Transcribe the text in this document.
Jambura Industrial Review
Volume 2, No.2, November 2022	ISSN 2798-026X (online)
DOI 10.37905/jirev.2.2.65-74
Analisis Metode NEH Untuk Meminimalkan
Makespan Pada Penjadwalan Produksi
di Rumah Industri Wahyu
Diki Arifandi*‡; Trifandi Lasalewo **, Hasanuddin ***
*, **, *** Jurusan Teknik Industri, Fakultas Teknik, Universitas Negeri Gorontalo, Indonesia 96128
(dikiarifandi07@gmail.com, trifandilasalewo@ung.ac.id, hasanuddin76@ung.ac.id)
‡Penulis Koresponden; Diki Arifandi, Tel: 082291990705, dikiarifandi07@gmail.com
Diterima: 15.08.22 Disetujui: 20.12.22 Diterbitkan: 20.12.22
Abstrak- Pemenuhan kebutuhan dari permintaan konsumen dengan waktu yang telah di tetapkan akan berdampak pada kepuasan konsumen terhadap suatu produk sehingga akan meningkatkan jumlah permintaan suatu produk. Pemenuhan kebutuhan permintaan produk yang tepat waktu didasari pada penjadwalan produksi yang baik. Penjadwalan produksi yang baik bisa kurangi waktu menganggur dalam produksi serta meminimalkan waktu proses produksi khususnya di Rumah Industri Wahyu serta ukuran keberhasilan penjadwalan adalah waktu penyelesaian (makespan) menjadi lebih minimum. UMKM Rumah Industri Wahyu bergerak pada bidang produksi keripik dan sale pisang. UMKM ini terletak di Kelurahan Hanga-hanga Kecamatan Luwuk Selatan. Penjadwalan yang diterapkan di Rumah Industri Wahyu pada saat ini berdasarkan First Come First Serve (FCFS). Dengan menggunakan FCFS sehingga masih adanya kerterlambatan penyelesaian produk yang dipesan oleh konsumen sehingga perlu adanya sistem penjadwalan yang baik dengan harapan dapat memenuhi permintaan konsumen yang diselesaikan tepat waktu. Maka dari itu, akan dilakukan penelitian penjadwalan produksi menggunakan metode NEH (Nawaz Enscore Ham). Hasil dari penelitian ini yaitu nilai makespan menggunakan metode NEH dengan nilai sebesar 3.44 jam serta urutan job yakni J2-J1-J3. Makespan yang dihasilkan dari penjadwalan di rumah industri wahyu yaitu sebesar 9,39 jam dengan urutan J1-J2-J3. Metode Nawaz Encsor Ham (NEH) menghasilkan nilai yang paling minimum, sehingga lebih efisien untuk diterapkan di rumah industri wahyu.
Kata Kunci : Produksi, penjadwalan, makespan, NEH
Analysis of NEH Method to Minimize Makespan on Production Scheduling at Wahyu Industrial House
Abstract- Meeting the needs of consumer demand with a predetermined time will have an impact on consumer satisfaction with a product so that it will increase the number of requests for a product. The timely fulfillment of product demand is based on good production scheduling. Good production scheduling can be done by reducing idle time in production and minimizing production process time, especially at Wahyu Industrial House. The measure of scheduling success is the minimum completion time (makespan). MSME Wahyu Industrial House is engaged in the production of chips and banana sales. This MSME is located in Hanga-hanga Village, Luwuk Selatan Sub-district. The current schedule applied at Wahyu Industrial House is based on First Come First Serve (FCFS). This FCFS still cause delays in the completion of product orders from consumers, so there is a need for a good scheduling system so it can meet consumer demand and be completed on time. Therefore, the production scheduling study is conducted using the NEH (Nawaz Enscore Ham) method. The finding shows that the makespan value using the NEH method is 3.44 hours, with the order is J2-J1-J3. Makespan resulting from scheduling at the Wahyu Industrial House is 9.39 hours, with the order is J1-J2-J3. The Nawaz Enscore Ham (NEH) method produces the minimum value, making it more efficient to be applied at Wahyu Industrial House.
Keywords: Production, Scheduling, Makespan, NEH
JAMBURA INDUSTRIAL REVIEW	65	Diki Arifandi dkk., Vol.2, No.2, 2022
○ ○ ○ ○ ○
**STATED EXERCISE:**
All of the entries must be quoted exactly; please include each one.

**EXERCISE RESPONSE:**
Transcribe the text in this document.
Jambura Industrial Review
Volume 2, No.2, November 2022	ISSN 2798-026X (online)
DOI 10.37905/jirev.2.2.65-74
Analisis Metode NEH Untuk Meminimalkan
Makespan Pada Penjadwalan Produksi
di Rumah Industri Wahyu
Diki Arifandi*‡; Trifandi Lasalewo **, Hasanuddin ***
*, **, *** Jurusan Teknik Industri, Fakultas Teknik, Universitas Negeri Gorontalo, Indonesia 96128
(dikiarifandi07@gmail.com, trifandilasalewo@ung.ac.id, hasanuddin76@ung.ac.id)
‡Penulis Koresponden; Diki Arifandi, Tel: 082291990705, dikiarifandi07@gmail.com
Diterima: 15.08.22 Disetujui: 20.12.22 Diterbitkan: 20.12.22
Abstrak- Pemenuhan kebutuhan dari permintaan konsumen dengan waktu yang telah di tetapkan akan berdampak pada kepuasan konsumen terhadap suatu produk sehingga akan meningkatkan jumlah permintaan suatu produk. Pemenuhan kebutuhan permintaan produk yang tepat waktu didasari pada penjadwalan produksi yang baik. Penjadwalan produksi yang baik bisa kurangi waktu menganggur dalam produksi serta meminimalkan waktu proses produksi khususnya di Rumah Industri Wahyu serta ukuran keberhasilan penjadwalan adalah waktu penyelesaian (makespan) menjadi lebih minimum. UMKM Rumah Industri Wahyu bergerak pada bidang produksi keripik dan sale pisang. UMKM ini terletak di Kelurahan Hanga-hanga Kecamatan Luwuk Selatan. Penjadwalan yang diterapkan di Rumah Industri Wahyu pada saat ini berdasarkan First Come First Serve (FCFS). Dengan menggunakan FCFS sehingga masih adanya kerterlambatan penyelesaian produk yang dipesan oleh konsumen sehingga perlu adanya sistem penjadwalan yang baik dengan harapan dapat memenuhi permintaan konsumen yang diselesaikan tepat waktu. Maka dari itu, akan dilakukan penelitian penjadwalan produksi menggunakan metode NEH (Nawaz Enscore Ham). Hasil dari penelitian ini yaitu nilai makespan menggunakan metode NEH dengan nilai sebesar 3.44 jam serta urutan job yakni J2-J1-J3. Makespan yang dihasilkan dari penjadwalan di rumah industri wahyu yaitu sebesar 9,39 jam dengan urutan J1-J2-J3. Metode Nawaz Encsor Ham (NEH) menghasilkan nilai yang paling minimum, sehingga lebih efisien untuk diterapkan di rumah industri wahyu.
Kata Kunci : Produksi, penjadwalan, makespan, NEH
Analysis of NEH Method to Minimize Makespan on Production Scheduling at Wahyu Industrial House
Abstract- Meeting the needs of consumer demand with a predetermined time will have an impact on consumer satisfaction with a product so that it will increase the number of requests for a product. The timely fulfillment of product demand is based on good production scheduling. Good production scheduling can be done by reducing idle time in production and minimizing production process time, especially at Wahyu Industrial House. The measure of scheduling success is the minimum completion time (makespan). MSME Wahyu Industrial House is engaged in the production of chips and banana sales. This MSME is located in Hanga-hanga Village, Luwuk Selatan Sub-district. The current schedule applied at Wahyu Industrial House is based on First Come First Serve (FCFS). This FCFS still cause delays in the completion of product orders from consumers, so there is a need for a good scheduling system so it can meet consumer demand and be completed on time. Therefore, the production scheduling study is conducted using the NEH (Nawaz Enscore Ham) method. The finding shows that the makespan value using the NEH method is 3.44 hours, with the order is J2-J1-J3. Makespan resulting from scheduling at the Wahyu Industrial House is 9.39 hours, with the order is J1-J2-J3. The Nawaz Enscore Ham (NEH) method produces the minimum value, making it more efficient to be applied at Wahyu Industrial House.
Keywords: Production, Scheduling, Makespan, NEH
JAMBURA INDUSTRIAL REVIEW	65	Diki Arifandi dkk., Vol.2, No.2, 2022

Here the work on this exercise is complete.